> [ACTIVITY A]
Answer these questions from the article about the Indiana same-sex marriage lawsuit:
(i) Which amendment of the U.S. constitution does the lawsuit say the State's marriage law violates?
(ii) On behalf of how many Indiana couples was the lawsuit filed?
(iii) In which state did Midori Fujii marry Kris Brittain?
> [ACTIVITY B]
Please copy the article about the Indiana same-sex marriage lawsuit word for word, from "INDIANAPOLIS – The" to "wife passed away.", inclusive.

> [EXCERPTED PASSAGE]
State faces another lawsuit over same-sex marriage

INDIANAPOLIS – The State of Indiana is now facing another lawsuit over same-sex marriage.

The American Civil Liberties Union, along with attorney Sean C. Lemieux filed a lawsuit challenging the State’s marriage law, saying it violates the 14th Amendment of the U.S. constitution.

“We are announcing today that we have filed a lawsuit challenging Indiana`s prohibition on same-sex unions and the lack of recognition of same-sex marriages entered out of the State of Indiana,” said Ken Falk, Legal Director of the ACLU.

The lawsuit was filed on behalf of five Indiana couples and a widow who said she faced heartbreak and hardships after her wife passed away.

Midori Fujii married her wife Kris Brittain in California. However, when Kris passed away of Ovarian Cancer, Fujii became a stranger in the eyes of Indiana. Her attorney, Lemieux told Fox 59, his client had no say in her wife’s funeral. Instead, she was left to pay $300,000 in inheritance taxes that heterosexual married couples don’t have to pay.

“It is time for Indiana to say this isn’t fair,” said Steven Stolen, one of the petitioners on the lawsuit. He and his partner have a young daughter. They want her to feel like her family is just the same as any other family.

Greg Hasty is another petitioner and is engaged. He said he doesn’t want to go to another state to get married to his partner.

> [GIVEN INFORMATION]
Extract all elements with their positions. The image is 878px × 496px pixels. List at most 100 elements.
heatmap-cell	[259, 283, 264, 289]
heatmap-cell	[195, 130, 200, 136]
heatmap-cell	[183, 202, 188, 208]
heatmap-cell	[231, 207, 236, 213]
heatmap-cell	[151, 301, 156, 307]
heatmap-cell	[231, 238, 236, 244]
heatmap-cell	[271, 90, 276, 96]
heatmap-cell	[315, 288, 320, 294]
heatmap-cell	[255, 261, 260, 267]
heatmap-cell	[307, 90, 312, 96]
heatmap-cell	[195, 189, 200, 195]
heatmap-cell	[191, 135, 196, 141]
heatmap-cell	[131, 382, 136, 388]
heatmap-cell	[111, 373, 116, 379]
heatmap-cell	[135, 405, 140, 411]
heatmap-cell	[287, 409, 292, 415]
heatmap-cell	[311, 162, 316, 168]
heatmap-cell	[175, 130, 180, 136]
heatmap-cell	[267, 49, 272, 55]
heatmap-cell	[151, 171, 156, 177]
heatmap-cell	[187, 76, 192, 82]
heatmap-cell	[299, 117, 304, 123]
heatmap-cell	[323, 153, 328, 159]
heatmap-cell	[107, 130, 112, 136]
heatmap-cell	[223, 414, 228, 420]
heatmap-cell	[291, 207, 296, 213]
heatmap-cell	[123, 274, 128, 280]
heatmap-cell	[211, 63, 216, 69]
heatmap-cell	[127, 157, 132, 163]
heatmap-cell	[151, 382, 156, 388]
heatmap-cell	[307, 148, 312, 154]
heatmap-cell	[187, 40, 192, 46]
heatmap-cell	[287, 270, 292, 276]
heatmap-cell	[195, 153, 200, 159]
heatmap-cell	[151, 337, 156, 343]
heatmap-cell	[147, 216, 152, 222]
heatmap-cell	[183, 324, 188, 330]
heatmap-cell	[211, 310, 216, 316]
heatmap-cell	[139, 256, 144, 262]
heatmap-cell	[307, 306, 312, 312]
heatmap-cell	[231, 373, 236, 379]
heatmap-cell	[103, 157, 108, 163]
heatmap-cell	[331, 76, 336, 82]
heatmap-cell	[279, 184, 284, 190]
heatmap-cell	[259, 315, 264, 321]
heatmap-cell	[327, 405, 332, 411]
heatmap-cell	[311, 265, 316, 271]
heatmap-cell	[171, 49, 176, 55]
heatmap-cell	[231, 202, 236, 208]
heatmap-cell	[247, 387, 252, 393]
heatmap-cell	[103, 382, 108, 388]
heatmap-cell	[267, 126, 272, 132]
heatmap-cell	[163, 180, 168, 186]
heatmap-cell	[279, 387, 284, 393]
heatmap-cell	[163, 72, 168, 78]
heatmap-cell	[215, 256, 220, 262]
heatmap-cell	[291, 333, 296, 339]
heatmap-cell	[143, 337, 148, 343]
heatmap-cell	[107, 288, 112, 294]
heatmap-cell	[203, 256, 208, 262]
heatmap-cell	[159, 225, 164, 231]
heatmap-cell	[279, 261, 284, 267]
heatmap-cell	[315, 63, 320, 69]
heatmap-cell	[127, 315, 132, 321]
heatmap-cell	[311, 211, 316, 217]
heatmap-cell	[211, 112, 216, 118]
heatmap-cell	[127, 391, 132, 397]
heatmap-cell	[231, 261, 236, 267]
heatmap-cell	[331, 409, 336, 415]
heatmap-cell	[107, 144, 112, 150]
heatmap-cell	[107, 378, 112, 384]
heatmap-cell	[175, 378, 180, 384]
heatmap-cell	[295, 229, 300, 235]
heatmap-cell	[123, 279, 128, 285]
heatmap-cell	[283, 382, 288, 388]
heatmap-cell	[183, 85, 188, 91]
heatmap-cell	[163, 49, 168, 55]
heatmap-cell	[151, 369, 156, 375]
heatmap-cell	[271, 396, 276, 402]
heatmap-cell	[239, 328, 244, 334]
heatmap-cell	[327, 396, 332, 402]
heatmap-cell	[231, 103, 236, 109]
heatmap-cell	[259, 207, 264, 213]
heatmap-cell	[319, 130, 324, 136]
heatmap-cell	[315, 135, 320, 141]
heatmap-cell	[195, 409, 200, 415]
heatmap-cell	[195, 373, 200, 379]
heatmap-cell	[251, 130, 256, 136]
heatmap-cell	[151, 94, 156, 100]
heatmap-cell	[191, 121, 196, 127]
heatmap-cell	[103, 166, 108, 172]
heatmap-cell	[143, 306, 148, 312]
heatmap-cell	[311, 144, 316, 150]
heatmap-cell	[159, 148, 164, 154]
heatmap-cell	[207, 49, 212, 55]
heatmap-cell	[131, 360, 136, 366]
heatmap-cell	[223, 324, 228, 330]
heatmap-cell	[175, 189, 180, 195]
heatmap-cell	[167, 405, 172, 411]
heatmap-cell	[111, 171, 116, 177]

> [YOUR RESPONSE A]
(i) The 14th Amendment.
(ii) Five.
(iii) California.

> [YOUR RESPONSE B]
INDIANAPOLIS – The State of Indiana is now facing another lawsuit over same-sex marriage.

The American Civil Liberties Union, along with attorney Sean C. Lemieux filed a lawsuit challenging the State’s marriage law, saying it violates the 14th Amendment of the U.S. constitution.

“We are announcing today that we have filed a lawsuit challenging Indiana`s prohibition on same-sex unions and the lack of recognition of same-sex marriages entered out of the State of Indiana,” said Ken Falk, Legal Director of the ACLU.

The lawsuit was filed on behalf of five Indiana couples and a widow who said she faced heartbreak and hardships after her wife passed away.